● TASK REQUIREMENTS
Search the records below for the word "color" and show every line where it occurs.
**** INPUT DATA
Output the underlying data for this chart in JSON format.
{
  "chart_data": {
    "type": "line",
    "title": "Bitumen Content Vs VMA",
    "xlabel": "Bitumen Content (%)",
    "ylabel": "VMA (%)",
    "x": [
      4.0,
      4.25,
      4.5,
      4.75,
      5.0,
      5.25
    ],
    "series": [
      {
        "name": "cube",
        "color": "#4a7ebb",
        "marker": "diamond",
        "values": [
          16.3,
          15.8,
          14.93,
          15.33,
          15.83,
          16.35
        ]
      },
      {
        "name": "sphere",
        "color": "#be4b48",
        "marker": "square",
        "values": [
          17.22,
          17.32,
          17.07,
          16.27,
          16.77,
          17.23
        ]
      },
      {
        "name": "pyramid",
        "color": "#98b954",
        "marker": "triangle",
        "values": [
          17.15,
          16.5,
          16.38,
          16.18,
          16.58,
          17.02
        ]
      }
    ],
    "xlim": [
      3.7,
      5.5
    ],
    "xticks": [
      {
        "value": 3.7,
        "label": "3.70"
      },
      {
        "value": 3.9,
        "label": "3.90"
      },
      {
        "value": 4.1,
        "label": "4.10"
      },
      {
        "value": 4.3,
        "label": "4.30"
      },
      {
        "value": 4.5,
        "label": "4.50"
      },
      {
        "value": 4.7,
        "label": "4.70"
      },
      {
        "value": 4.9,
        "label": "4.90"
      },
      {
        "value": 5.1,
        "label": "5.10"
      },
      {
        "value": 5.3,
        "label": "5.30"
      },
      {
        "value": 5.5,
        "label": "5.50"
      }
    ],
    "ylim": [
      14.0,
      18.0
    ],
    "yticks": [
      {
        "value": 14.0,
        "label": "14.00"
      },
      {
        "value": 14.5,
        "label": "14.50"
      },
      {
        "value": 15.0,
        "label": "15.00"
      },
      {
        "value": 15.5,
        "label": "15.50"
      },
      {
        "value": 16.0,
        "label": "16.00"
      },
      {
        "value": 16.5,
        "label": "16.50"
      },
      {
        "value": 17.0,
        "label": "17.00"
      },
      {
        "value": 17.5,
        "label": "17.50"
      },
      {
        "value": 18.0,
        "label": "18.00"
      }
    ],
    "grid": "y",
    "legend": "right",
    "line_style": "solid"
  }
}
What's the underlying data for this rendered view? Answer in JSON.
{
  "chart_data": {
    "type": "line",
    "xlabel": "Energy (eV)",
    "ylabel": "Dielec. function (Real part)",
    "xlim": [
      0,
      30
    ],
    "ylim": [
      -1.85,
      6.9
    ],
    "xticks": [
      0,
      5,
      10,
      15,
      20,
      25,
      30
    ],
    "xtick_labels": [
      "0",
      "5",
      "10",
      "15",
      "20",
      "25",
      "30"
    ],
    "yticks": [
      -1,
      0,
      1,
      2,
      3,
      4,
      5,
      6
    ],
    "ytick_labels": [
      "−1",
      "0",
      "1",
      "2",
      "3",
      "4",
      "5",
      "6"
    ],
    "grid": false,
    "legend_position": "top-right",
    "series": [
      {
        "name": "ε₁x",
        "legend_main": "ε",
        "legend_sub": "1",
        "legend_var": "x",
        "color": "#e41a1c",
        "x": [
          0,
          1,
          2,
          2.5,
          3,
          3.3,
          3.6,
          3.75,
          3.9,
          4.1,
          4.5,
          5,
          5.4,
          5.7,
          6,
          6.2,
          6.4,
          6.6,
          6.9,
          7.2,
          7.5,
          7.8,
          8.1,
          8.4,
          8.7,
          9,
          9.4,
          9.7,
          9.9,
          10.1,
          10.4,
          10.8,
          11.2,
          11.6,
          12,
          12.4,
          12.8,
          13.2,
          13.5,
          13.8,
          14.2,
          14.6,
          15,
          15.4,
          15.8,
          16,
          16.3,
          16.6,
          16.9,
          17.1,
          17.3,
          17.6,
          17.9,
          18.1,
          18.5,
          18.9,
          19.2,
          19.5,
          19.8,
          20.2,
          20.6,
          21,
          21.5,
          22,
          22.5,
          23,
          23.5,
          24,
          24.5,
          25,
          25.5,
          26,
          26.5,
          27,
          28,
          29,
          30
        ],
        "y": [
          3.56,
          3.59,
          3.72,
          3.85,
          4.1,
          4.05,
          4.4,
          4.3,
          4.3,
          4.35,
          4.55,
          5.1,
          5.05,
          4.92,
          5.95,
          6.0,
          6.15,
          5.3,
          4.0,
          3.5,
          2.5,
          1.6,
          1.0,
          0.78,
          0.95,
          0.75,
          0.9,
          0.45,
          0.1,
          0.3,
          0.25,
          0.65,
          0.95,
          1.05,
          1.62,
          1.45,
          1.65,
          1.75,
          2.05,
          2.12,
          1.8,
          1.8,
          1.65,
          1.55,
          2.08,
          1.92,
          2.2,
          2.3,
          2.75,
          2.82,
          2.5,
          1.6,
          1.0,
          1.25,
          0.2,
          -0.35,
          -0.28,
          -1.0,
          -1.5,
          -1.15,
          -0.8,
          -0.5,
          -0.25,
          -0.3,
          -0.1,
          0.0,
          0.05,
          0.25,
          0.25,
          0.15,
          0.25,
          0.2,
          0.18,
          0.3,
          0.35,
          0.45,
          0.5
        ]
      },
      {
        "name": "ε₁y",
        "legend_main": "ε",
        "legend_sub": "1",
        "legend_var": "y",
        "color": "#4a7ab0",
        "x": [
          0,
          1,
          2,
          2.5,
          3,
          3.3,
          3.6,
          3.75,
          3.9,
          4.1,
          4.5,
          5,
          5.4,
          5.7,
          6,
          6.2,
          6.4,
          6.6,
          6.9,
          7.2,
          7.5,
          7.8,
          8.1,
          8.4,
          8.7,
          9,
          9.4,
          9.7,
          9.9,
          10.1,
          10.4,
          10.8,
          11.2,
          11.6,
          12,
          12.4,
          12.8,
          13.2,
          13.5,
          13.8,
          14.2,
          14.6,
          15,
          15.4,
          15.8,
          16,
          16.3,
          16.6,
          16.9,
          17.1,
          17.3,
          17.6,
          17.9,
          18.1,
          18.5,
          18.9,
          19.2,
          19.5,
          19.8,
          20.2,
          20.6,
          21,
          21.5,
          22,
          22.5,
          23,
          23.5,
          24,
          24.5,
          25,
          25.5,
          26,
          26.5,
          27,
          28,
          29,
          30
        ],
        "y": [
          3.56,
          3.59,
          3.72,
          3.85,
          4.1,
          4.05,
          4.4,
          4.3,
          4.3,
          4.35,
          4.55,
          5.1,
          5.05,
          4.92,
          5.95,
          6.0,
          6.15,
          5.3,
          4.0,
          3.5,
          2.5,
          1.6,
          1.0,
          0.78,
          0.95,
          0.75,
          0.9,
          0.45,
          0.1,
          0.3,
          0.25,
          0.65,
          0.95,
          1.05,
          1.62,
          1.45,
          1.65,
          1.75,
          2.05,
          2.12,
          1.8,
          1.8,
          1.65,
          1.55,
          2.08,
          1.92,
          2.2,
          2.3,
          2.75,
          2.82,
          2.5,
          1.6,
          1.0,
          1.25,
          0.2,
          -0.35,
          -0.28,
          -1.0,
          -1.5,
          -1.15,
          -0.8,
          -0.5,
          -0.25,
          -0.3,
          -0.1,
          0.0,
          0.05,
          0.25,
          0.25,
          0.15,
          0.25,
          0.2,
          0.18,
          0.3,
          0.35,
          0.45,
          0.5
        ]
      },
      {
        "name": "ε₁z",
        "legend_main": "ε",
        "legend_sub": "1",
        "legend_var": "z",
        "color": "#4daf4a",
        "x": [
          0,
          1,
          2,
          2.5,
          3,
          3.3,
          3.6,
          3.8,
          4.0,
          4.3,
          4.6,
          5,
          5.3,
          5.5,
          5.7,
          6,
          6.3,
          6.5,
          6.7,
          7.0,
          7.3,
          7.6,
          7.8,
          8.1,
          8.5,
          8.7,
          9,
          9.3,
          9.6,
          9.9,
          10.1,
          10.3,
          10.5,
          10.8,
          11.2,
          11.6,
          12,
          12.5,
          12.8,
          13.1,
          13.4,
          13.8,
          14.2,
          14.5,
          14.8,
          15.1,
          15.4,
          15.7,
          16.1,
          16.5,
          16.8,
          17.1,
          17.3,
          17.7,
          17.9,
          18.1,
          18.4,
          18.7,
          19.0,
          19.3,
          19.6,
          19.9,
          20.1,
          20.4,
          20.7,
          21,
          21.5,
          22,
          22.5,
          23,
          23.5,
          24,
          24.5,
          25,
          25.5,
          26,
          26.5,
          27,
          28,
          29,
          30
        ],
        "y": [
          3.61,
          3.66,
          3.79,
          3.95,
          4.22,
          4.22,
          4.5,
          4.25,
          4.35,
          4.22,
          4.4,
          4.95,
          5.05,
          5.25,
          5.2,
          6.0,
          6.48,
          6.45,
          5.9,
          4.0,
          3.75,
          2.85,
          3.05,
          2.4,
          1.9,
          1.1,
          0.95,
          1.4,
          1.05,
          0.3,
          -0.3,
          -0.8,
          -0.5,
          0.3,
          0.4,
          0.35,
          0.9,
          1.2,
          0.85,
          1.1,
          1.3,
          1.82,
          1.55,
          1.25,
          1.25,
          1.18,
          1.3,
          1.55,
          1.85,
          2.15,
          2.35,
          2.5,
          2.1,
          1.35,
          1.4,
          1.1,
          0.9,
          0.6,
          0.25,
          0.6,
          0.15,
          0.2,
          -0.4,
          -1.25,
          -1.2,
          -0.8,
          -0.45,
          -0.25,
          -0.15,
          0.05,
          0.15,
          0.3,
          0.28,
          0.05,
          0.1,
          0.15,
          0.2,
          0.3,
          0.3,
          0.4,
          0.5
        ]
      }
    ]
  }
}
********
● WRITTEN SOLUTION
        "color": "#4a7ebb",
        "color": "#be4b48",
        "color": "#98b954",
        "color": "#e41a1c",
        "color": "#4a7ab0",
        "color": "#4daf4a",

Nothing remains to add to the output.